• _Directive_
Separate out the lines that hold "Introduction".

• _Data records_
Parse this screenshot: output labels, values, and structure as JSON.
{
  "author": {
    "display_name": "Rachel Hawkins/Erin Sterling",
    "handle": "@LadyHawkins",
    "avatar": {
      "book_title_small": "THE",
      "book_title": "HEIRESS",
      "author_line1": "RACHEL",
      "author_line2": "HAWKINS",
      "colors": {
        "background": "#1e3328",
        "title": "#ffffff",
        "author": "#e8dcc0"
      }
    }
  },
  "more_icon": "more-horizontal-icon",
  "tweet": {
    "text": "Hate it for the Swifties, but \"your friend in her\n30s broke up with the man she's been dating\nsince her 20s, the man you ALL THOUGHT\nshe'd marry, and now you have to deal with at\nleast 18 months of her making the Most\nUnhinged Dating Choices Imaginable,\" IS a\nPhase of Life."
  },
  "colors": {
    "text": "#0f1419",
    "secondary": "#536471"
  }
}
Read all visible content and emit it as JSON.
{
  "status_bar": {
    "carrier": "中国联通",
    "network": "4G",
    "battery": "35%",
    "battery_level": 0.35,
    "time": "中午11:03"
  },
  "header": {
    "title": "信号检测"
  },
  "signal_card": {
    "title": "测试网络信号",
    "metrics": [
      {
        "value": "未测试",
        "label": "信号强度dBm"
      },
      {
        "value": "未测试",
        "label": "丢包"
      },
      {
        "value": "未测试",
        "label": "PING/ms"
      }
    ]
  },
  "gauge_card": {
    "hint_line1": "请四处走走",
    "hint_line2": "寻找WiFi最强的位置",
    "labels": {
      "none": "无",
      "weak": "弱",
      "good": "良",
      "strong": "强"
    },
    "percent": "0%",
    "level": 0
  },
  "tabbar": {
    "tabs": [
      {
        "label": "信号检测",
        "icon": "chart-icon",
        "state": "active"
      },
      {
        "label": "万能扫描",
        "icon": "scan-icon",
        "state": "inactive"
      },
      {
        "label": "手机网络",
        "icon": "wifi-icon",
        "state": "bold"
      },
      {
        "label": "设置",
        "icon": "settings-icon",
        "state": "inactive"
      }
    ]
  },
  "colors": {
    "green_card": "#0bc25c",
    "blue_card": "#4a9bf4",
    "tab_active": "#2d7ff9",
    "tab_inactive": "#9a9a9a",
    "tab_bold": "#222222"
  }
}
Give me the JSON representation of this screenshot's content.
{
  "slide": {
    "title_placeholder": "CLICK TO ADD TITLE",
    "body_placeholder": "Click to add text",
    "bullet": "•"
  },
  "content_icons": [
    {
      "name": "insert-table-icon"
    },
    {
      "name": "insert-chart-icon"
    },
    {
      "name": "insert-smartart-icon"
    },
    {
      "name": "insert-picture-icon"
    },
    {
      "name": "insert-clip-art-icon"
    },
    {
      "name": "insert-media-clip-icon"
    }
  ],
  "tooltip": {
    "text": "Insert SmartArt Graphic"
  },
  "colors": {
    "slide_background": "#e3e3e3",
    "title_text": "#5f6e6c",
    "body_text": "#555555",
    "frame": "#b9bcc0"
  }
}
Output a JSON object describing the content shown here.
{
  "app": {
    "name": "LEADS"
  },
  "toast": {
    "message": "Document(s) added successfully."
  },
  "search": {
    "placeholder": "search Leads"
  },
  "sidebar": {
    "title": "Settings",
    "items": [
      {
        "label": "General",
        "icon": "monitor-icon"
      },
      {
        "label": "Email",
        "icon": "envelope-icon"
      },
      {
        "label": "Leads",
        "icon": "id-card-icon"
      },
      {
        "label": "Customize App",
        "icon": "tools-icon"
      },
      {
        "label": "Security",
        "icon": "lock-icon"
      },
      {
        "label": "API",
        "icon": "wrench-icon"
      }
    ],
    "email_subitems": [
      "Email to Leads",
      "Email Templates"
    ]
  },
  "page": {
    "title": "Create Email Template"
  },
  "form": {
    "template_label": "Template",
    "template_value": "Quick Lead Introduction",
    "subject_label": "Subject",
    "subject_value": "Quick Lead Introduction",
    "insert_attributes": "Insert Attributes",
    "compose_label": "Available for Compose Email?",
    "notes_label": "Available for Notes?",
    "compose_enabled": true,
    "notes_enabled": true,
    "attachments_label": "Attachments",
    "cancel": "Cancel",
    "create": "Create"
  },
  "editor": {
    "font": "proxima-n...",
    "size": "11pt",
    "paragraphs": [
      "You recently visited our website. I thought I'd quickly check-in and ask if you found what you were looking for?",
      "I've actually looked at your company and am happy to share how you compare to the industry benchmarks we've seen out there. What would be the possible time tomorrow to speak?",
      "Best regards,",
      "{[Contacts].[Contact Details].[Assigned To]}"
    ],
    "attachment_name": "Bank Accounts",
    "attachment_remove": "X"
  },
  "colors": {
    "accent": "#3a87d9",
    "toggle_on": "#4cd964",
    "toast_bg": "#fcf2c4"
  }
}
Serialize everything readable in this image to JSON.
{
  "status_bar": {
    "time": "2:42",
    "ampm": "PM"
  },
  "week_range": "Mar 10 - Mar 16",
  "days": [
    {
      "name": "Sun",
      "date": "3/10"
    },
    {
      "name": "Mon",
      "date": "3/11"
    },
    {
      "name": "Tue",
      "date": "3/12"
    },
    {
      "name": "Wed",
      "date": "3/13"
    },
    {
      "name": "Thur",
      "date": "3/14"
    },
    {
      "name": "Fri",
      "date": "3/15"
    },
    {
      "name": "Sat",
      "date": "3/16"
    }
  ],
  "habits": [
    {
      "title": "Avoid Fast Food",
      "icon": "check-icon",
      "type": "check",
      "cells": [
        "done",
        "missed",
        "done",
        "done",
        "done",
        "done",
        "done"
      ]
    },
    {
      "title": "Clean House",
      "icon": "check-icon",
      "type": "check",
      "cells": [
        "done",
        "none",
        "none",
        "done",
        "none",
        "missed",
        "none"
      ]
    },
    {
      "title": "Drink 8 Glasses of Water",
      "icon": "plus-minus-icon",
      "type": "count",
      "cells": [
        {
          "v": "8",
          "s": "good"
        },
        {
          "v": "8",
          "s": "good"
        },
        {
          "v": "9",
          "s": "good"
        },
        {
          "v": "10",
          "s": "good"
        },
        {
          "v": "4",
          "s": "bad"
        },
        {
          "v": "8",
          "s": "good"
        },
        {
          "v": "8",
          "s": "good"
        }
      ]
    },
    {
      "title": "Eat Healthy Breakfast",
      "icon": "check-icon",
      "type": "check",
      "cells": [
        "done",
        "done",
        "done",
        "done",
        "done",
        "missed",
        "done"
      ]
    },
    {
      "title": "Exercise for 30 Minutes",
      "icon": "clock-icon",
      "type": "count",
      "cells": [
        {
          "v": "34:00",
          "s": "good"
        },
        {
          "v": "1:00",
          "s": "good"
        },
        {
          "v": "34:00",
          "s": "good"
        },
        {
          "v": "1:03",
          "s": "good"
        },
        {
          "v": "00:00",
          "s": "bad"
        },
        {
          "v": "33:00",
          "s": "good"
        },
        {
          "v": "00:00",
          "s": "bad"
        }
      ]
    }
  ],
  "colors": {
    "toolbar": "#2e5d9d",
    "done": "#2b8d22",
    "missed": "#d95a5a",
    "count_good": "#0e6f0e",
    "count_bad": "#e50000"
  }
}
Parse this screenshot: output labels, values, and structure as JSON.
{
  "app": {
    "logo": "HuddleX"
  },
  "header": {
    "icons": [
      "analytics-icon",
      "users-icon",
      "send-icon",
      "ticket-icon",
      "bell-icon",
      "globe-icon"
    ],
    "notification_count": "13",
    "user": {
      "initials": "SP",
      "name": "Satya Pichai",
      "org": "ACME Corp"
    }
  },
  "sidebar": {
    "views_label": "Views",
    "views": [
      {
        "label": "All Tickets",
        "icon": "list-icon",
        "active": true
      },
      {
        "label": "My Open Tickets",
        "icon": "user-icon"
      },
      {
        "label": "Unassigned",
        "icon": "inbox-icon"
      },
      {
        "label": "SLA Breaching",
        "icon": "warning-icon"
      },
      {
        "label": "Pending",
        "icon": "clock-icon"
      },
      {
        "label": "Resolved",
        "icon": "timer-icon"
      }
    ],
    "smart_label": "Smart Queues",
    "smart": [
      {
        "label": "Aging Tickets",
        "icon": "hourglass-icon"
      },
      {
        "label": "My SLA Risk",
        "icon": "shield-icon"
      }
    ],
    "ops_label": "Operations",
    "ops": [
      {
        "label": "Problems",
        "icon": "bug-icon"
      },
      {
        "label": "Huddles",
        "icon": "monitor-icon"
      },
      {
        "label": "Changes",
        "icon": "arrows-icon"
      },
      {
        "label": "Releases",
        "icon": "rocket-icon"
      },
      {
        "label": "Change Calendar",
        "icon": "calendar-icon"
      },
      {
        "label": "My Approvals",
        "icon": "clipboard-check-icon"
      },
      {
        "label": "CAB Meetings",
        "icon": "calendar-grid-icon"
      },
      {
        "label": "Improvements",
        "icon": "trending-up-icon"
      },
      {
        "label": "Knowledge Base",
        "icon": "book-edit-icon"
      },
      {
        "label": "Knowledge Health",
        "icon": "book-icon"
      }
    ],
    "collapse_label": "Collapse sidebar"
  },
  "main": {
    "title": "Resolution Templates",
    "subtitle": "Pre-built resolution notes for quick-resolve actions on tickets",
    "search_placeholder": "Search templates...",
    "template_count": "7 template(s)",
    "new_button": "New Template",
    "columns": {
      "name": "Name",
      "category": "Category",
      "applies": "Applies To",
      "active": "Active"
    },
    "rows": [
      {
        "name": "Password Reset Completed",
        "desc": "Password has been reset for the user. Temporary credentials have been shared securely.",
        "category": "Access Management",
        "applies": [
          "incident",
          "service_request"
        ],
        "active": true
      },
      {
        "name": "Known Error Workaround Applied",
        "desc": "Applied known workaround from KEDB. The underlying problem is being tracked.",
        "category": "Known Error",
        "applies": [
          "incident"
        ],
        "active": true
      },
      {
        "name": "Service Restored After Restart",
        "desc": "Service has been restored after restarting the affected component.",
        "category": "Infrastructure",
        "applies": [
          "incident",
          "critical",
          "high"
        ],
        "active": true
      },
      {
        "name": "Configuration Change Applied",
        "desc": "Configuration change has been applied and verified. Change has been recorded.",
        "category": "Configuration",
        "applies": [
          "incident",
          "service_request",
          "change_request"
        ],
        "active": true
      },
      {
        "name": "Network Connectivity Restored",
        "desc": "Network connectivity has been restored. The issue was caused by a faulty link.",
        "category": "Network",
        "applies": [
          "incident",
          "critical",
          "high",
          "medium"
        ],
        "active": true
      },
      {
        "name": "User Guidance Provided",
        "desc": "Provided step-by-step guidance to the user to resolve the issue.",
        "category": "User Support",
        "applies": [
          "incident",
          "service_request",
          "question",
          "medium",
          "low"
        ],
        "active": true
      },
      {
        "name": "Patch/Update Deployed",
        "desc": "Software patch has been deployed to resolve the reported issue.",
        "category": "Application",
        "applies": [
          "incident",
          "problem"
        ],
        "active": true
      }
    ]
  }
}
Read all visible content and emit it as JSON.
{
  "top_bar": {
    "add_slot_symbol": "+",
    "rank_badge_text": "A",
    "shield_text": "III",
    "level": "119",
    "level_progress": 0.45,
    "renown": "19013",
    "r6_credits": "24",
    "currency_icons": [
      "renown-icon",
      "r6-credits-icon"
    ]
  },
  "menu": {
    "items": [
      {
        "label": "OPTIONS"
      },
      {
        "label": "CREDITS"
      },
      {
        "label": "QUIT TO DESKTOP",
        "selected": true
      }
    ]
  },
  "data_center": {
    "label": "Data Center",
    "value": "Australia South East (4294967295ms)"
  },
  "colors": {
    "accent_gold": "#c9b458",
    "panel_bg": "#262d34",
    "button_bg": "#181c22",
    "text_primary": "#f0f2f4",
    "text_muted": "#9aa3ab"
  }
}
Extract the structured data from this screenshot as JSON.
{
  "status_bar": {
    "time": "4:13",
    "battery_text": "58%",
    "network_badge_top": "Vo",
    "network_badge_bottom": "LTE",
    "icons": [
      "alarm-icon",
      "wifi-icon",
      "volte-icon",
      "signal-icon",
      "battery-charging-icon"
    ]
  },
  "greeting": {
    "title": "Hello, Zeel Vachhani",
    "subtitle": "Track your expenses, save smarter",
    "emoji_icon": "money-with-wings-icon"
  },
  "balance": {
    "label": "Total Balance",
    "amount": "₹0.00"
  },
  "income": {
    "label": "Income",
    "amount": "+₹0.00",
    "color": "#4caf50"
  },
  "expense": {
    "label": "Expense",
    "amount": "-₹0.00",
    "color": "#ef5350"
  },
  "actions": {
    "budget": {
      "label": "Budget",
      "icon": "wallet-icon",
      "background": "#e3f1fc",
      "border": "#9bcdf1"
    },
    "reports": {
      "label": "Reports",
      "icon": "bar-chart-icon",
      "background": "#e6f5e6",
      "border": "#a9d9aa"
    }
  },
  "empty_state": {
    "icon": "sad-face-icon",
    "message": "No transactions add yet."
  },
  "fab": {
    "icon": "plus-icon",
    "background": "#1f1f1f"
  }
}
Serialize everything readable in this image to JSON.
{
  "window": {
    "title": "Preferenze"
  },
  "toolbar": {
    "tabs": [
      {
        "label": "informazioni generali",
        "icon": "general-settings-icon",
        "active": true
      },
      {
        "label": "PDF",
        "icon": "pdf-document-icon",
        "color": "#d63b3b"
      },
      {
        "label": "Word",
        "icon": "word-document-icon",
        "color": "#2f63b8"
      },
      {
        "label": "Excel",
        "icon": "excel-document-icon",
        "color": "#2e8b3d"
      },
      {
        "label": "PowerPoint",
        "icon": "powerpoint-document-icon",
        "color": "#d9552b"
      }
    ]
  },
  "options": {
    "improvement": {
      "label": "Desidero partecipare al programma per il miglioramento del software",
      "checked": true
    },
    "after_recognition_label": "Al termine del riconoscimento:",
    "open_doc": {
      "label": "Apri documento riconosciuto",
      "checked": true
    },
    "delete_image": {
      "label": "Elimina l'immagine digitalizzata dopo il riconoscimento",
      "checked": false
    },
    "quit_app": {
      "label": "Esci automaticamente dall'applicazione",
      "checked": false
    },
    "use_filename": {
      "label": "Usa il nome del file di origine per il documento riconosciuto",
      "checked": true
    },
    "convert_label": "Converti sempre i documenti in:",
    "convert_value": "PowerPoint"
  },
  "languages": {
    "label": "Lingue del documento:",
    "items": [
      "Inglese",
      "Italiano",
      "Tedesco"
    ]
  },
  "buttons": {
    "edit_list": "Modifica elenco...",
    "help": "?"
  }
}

• _Written answer_
    "template_value": "Quick Lead Introduction",
    "subject_value": "Quick Lead Introduction",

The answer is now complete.